*DATA PROVIDED:*
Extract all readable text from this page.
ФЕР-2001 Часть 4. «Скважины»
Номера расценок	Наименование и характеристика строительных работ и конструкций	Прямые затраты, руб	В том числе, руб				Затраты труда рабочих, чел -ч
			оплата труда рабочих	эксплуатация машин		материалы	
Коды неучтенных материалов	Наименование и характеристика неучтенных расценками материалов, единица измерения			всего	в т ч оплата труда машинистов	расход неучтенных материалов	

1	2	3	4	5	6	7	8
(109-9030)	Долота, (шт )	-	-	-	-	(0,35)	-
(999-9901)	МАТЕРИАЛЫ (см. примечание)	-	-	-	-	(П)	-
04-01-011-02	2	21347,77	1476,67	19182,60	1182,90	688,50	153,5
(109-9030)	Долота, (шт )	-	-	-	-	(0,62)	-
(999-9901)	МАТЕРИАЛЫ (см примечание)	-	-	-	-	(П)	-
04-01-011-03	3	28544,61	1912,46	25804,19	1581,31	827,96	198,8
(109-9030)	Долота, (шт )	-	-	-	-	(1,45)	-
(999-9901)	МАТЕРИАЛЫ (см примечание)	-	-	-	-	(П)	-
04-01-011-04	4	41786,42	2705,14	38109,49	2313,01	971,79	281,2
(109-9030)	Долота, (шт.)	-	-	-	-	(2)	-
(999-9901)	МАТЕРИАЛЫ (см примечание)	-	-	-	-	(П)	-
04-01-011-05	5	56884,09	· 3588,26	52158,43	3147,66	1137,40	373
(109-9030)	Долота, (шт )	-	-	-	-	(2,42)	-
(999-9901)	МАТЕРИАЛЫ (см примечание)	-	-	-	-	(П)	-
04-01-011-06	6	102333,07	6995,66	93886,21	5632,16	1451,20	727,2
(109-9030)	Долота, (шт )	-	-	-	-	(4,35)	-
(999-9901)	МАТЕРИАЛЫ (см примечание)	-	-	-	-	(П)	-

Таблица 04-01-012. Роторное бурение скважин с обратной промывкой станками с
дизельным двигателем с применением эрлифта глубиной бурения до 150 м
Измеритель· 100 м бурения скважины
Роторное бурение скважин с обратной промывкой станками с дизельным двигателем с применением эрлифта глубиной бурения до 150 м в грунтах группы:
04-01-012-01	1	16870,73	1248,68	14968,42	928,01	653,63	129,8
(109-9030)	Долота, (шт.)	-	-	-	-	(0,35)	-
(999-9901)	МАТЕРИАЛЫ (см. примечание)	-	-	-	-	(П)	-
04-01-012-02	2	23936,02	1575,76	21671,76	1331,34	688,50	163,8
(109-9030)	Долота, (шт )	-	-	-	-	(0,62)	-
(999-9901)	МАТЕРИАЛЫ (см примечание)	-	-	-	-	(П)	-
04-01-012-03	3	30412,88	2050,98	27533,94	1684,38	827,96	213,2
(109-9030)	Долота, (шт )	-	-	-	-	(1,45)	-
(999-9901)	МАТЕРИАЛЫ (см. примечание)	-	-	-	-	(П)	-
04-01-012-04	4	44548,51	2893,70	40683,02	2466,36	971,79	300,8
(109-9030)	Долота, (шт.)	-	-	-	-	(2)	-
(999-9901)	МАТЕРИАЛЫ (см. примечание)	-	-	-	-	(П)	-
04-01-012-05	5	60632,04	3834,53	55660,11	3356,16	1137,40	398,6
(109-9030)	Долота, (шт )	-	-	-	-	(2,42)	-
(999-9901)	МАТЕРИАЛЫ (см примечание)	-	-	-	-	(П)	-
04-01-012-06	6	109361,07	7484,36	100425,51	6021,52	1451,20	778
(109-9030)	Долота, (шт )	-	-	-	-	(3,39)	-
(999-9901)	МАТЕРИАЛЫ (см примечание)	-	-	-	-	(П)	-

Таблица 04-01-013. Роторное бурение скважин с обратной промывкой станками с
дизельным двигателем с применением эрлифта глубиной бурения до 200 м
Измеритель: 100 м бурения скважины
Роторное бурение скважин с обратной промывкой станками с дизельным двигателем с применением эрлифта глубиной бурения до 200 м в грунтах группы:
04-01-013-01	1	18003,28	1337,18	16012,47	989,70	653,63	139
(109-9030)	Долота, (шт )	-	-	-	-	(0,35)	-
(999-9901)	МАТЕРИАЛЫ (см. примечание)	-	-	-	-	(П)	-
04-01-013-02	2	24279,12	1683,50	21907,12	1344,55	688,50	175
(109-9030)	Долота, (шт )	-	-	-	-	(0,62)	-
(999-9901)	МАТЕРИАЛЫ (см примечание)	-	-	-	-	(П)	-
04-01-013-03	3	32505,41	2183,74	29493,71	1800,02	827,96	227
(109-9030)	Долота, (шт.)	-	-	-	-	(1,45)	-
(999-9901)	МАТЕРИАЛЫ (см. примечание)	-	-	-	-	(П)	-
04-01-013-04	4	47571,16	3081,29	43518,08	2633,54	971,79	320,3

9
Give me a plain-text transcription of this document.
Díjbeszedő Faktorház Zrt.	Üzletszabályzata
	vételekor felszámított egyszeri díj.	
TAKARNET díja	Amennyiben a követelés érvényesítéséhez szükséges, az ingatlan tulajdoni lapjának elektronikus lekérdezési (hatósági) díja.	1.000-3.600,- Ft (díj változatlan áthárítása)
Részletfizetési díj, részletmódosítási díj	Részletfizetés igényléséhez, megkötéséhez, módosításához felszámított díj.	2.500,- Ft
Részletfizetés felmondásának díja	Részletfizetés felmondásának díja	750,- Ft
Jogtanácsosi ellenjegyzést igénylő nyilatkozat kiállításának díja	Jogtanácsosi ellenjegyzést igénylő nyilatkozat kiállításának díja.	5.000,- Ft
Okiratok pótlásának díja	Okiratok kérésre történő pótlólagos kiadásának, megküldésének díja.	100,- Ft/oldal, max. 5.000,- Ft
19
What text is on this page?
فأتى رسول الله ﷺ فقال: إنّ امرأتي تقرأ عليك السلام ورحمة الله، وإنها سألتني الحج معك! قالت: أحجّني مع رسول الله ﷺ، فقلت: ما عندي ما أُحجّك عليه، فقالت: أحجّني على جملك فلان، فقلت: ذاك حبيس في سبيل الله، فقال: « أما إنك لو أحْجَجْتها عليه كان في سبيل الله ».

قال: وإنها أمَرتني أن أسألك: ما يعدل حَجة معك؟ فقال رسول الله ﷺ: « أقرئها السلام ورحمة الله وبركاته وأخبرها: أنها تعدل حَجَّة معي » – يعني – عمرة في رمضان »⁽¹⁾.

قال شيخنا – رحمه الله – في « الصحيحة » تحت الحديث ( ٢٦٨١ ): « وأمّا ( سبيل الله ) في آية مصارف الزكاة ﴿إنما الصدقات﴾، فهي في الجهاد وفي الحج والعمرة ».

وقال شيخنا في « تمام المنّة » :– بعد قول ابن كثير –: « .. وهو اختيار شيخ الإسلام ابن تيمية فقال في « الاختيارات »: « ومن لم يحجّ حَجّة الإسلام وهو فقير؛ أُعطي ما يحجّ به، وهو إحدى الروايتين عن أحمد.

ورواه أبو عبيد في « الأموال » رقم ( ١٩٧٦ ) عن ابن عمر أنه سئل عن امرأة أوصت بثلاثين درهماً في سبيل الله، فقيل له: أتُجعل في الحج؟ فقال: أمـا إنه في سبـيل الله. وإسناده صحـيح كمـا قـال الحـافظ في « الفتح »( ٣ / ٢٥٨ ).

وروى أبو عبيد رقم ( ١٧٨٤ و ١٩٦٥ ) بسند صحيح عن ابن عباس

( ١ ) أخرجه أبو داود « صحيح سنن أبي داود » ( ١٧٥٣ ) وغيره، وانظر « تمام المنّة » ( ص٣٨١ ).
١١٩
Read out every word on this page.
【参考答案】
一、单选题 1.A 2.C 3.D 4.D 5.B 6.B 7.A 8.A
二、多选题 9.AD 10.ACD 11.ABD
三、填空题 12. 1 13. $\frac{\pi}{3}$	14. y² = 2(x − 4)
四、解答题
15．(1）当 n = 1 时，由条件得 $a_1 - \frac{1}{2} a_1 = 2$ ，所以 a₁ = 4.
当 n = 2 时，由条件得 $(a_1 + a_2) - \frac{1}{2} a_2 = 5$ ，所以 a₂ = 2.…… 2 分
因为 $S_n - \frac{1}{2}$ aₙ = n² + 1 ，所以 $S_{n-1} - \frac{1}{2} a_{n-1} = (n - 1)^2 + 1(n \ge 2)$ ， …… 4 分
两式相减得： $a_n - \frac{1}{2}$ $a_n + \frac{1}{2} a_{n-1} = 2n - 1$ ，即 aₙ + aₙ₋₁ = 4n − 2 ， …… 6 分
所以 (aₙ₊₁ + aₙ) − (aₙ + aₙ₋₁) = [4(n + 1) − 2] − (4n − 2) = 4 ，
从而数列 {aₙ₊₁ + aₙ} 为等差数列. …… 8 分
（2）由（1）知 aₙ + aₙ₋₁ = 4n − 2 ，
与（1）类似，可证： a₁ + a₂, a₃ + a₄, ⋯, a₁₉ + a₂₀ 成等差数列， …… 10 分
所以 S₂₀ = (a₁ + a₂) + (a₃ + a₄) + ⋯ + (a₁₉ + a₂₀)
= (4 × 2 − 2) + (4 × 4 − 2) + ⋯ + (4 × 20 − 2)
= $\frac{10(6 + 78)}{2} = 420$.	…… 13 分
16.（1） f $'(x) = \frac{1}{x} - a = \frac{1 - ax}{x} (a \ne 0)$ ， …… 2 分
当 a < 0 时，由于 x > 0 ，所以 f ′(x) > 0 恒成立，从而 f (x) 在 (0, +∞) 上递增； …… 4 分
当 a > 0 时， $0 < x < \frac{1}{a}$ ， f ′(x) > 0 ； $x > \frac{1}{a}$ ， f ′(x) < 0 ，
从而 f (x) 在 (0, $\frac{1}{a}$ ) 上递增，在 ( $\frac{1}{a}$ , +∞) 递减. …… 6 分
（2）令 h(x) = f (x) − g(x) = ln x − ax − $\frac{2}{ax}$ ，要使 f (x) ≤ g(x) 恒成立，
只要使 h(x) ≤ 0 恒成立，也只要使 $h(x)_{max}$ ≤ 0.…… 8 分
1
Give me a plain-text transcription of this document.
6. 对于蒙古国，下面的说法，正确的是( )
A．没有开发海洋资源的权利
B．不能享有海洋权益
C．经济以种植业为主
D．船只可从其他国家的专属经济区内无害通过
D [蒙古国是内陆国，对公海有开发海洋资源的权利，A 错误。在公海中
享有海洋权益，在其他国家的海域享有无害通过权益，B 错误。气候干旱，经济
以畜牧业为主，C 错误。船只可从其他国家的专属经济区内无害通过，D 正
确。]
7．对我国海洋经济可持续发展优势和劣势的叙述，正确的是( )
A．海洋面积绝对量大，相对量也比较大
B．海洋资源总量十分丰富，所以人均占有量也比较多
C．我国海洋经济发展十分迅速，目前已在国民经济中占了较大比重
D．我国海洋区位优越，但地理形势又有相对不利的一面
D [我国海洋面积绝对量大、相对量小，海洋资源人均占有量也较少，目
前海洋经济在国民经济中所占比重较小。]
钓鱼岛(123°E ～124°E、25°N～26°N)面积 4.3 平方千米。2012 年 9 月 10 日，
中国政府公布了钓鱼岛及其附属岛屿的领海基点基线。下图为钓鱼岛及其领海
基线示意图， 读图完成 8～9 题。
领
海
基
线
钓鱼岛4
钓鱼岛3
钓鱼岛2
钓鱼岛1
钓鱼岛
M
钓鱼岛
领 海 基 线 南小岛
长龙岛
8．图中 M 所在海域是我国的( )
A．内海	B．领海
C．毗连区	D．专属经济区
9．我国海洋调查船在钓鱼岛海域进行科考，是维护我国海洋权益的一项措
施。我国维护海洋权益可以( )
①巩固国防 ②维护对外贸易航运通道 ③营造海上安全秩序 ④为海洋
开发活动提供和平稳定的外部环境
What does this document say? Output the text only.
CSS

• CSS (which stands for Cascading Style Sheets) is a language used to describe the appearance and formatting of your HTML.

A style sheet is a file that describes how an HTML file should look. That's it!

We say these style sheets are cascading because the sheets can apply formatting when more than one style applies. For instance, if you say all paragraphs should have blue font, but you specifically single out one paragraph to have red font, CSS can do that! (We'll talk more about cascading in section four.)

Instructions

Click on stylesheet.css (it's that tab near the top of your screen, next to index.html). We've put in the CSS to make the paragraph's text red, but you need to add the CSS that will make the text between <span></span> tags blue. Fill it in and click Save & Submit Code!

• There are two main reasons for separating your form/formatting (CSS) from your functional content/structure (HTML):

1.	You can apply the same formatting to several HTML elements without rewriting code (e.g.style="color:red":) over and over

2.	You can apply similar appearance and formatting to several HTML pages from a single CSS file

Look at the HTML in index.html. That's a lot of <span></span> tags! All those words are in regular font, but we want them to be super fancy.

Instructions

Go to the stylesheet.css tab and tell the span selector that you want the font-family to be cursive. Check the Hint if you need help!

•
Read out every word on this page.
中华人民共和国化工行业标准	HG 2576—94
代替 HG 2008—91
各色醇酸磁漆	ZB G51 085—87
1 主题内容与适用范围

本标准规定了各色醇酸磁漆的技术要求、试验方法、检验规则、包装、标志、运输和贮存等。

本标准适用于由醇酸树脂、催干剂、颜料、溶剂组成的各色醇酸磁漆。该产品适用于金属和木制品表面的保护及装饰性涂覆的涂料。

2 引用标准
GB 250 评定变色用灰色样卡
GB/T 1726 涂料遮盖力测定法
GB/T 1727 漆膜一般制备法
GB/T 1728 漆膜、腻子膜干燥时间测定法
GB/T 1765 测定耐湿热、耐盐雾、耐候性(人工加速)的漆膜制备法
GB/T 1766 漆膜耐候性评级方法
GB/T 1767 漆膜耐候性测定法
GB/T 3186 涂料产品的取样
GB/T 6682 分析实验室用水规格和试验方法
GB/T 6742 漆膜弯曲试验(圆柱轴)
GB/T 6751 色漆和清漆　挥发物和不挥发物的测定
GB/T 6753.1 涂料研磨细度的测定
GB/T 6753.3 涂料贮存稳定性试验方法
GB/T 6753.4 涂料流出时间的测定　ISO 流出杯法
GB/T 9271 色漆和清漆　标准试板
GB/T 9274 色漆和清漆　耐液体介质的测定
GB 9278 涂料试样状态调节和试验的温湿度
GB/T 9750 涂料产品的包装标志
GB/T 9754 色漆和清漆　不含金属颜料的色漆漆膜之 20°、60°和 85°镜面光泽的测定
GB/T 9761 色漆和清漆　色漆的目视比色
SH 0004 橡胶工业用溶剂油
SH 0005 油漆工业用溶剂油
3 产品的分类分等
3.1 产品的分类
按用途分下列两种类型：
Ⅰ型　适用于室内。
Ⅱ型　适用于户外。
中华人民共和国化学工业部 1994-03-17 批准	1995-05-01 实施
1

*AIM:*
Each line in the data that holds the string "وإنها" should be found and copied.

*COMPLETED TASK:*
فأتى رسول الله ﷺ فقال: إنّ امرأتي تقرأ عليك السلام ورحمة الله، وإنها سألتني الحج معك! قالت: أحجّني مع رسول الله ﷺ، فقلت: ما عندي ما أُحجّك عليه، فقالت: أحجّني على جملك فلان، فقلت: ذاك حبيس في سبيل الله، فقال: « أما إنك لو أحْجَجْتها عليه كان في سبيل الله ».
قال: وإنها أمَرتني أن أسألك: ما يعدل حَجة معك؟ فقال رسول الله ﷺ: « أقرئها السلام ورحمة الله وبركاته وأخبرها: أنها تعدل حَجَّة معي » – يعني – عمرة في رمضان »⁽¹⁾.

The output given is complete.